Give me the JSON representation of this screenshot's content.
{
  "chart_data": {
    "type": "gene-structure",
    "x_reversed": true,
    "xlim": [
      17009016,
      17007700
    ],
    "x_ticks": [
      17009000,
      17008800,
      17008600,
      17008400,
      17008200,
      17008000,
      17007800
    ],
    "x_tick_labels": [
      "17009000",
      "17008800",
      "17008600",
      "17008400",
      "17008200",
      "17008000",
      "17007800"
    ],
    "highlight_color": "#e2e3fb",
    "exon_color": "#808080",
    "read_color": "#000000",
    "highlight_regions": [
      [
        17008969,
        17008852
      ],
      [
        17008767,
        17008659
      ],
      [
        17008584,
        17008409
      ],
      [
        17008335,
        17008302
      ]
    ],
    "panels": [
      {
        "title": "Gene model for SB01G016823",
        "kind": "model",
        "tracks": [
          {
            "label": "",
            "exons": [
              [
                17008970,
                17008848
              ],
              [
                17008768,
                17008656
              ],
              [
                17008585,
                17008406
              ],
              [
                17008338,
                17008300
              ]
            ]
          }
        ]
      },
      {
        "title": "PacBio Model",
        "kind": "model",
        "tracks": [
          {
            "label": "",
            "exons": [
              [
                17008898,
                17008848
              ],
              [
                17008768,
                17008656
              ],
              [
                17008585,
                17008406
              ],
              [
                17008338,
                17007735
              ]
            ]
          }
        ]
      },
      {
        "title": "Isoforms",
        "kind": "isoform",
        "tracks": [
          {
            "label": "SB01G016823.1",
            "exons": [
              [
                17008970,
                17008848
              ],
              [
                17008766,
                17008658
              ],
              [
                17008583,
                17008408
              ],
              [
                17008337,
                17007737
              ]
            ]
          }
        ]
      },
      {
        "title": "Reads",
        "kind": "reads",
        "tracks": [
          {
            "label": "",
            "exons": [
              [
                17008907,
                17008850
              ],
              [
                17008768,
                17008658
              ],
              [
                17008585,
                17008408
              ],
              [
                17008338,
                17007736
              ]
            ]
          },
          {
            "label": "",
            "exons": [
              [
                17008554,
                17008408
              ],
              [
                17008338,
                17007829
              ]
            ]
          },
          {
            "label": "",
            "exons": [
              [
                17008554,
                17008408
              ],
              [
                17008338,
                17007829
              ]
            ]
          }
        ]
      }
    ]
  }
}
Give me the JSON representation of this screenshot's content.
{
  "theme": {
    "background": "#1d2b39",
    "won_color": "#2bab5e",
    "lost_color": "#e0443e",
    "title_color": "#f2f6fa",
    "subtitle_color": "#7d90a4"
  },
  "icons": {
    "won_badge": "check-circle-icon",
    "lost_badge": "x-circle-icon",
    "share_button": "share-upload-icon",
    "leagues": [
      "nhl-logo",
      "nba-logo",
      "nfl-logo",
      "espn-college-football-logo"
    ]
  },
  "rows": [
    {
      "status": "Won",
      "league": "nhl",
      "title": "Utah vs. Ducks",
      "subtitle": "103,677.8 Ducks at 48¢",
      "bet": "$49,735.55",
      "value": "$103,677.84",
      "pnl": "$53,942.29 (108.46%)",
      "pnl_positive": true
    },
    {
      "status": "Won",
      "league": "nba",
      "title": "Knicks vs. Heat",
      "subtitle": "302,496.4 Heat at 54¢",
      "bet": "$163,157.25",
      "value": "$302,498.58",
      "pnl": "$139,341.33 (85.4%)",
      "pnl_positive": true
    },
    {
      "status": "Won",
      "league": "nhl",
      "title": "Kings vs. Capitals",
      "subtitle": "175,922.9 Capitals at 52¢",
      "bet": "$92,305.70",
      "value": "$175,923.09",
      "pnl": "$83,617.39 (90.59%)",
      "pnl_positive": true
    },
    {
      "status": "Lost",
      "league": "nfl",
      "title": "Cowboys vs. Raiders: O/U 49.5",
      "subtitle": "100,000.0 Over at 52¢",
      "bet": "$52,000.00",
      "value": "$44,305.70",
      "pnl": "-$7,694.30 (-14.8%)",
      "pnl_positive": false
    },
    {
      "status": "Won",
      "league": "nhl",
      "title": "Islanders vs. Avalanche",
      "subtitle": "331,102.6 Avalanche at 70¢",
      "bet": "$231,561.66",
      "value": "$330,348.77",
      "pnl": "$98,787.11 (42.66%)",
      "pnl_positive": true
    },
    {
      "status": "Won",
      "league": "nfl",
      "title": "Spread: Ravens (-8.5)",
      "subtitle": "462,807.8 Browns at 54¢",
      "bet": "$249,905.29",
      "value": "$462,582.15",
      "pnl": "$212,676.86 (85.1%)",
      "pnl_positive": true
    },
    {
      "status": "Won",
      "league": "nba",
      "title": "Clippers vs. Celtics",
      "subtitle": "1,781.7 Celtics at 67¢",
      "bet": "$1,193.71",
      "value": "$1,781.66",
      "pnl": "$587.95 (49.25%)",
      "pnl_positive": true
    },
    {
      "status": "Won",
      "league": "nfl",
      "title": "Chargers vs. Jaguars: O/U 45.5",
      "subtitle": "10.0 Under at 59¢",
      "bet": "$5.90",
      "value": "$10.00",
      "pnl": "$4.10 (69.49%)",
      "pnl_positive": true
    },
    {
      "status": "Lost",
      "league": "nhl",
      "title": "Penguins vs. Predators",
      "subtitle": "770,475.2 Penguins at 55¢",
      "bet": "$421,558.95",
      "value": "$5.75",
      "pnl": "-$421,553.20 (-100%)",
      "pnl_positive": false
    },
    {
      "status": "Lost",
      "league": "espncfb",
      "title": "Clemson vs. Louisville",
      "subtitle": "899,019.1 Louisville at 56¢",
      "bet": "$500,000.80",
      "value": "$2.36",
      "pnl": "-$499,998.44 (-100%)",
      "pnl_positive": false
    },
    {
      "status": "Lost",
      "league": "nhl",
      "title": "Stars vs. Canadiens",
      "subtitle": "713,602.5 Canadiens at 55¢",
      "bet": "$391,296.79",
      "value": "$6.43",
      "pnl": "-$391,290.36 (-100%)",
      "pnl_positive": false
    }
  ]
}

*****

> INSTRUCTION:
Output the entries verbatim.

> OUTPUT BELOW:
Give me the JSON representation of this screenshot's content.
{
  "chart_data": {
    "type": "gene-structure",
    "x_reversed": true,
    "xlim": [
      17009016,
      17007700
    ],
    "x_ticks": [
      17009000,
      17008800,
      17008600,
      17008400,
      17008200,
      17008000,
      17007800
    ],
    "x_tick_labels": [
      "17009000",
      "17008800",
      "17008600",
      "17008400",
      "17008200",
      "17008000",
      "17007800"
    ],
    "highlight_color": "#e2e3fb",
    "exon_color": "#808080",
    "read_color": "#000000",
    "highlight_regions": [
      [
        17008969,
        17008852
      ],
      [
        17008767,
        17008659
      ],
      [
        17008584,
        17008409
      ],
      [
        17008335,
        17008302
      ]
    ],
    "panels": [
      {
        "title": "Gene model for SB01G016823",
        "kind": "model",
        "tracks": [
          {
            "label": "",
            "exons": [
              [
                17008970,
                17008848
              ],
              [
                17008768,
                17008656
              ],
              [
                17008585,
                17008406
              ],
              [
                17008338,
                17008300
              ]
            ]
          }
        ]
      },
      {
        "title": "PacBio Model",
        "kind": "model",
        "tracks": [
          {
            "label": "",
            "exons": [
              [
                17008898,
                17008848
              ],
              [
                17008768,
                17008656
              ],
              [
                17008585,
                17008406
              ],
              [
                17008338,
                17007735
              ]
            ]
          }
        ]
      },
      {
        "title": "Isoforms",
        "kind": "isoform",
        "tracks": [
          {
            "label": "SB01G016823.1",
            "exons": [
              [
                17008970,
                17008848
              ],
              [
                17008766,
                17008658
              ],
              [
                17008583,
                17008408
              ],
              [
                17008337,
                17007737
              ]
            ]
          }
        ]
      },
      {
        "title": "Reads",
        "kind": "reads",
        "tracks": [
          {
            "label": "",
            "exons": [
              [
                17008907,
                17008850
              ],
              [
                17008768,
                17008658
              ],
              [
                17008585,
                17008408
              ],
              [
                17008338,
                17007736
              ]
            ]
          },
          {
            "label": "",
            "exons": [
              [
                17008554,
                17008408
              ],
              [
                17008338,
                17007829
              ]
            ]
          },
          {
            "label": "",
            "exons": [
              [
                17008554,
                17008408
              ],
              [
                17008338,
                17007829
              ]
            ]
          }
        ]
      }
    ]
  }
}
Give me the JSON representation of this screenshot's content.
{
  "theme": {
    "background": "#1d2b39",
    "won_color": "#2bab5e",
    "lost_color": "#e0443e",
    "title_color": "#f2f6fa",
    "subtitle_color": "#7d90a4"
  },
  "icons": {
    "won_badge": "check-circle-icon",
    "lost_badge": "x-circle-icon",
    "share_button": "share-upload-icon",
    "leagues": [
      "nhl-logo",
      "nba-logo",
      "nfl-logo",
      "espn-college-football-logo"
    ]
  },
  "rows": [
    {
      "status": "Won",
      "league": "nhl",
      "title": "Utah vs. Ducks",
      "subtitle": "103,677.8 Ducks at 48¢",
      "bet": "$49,735.55",
      "value": "$103,677.84",
      "pnl": "$53,942.29 (108.46%)",
      "pnl_positive": true
    },
    {
      "status": "Won",
      "league": "nba",
      "title": "Knicks vs. Heat",
      "subtitle": "302,496.4 Heat at 54¢",
      "bet": "$163,157.25",
      "value": "$302,498.58",
      "pnl": "$139,341.33 (85.4%)",
      "pnl_positive": true
    },
    {
      "status": "Won",
      "league": "nhl",
      "title": "Kings vs. Capitals",
      "subtitle": "175,922.9 Capitals at 52¢",
      "bet": "$92,305.70",
      "value": "$175,923.09",
      "pnl": "$83,617.39 (90.59%)",
      "pnl_positive": true
    },
    {
      "status": "Lost",
      "league": "nfl",
      "title": "Cowboys vs. Raiders: O/U 49.5",
      "subtitle": "100,000.0 Over at 52¢",
      "bet": "$52,000.00",
      "value": "$44,305.70",
      "pnl": "-$7,694.30 (-14.8%)",
      "pnl_positive": false
    },
    {
      "status": "Won",
      "league": "nhl",
      "title": "Islanders vs. Avalanche",
      "subtitle": "331,102.6 Avalanche at 70¢",
      "bet": "$231,561.66",
      "value": "$330,348.77",
      "pnl": "$98,787.11 (42.66%)",
      "pnl_positive": true
    },
    {
      "status": "Won",
      "league": "nfl",
      "title": "Spread: Ravens (-8.5)",
      "subtitle": "462,807.8 Browns at 54¢",
      "bet": "$249,905.29",
      "value": "$462,582.15",
      "pnl": "$212,676.86 (85.1%)",
      "pnl_positive": true
    },
    {
      "status": "Won",
      "league": "nba",
      "title": "Clippers vs. Celtics",
      "subtitle": "1,781.7 Celtics at 67¢",
      "bet": "$1,193.71",
      "value": "$1,781.66",
      "pnl": "$587.95 (49.25%)",
      "pnl_positive": true
    },
    {
      "status": "Won",
      "league": "nfl",
      "title": "Chargers vs. Jaguars: O/U 45.5",
      "subtitle": "10.0 Under at 59¢",
      "bet": "$5.90",
      "value": "$10.00",
      "pnl": "$4.10 (69.49%)",
      "pnl_positive": true
    },
    {
      "status": "Lost",
      "league": "nhl",
      "title": "Penguins vs. Predators",
      "subtitle": "770,475.2 Penguins at 55¢",
      "bet": "$421,558.95",
      "value": "$5.75",
      "pnl": "-$421,553.20 (-100%)",
      "pnl_positive": false
    },
    {
      "status": "Lost",
      "league": "espncfb",
      "title": "Clemson vs. Louisville",
      "subtitle": "899,019.1 Louisville at 56¢",
      "bet": "$500,000.80",
      "value": "$2.36",
      "pnl": "-$499,998.44 (-100%)",
      "pnl_positive": false
    },
    {
      "status": "Lost",
      "league": "nhl",
      "title": "Stars vs. Canadiens",
      "subtitle": "713,602.5 Canadiens at 55¢",
      "bet": "$391,296.79",
      "value": "$6.43",
      "pnl": "-$391,290.36 (-100%)",
      "pnl_positive": false
    }
  ]
}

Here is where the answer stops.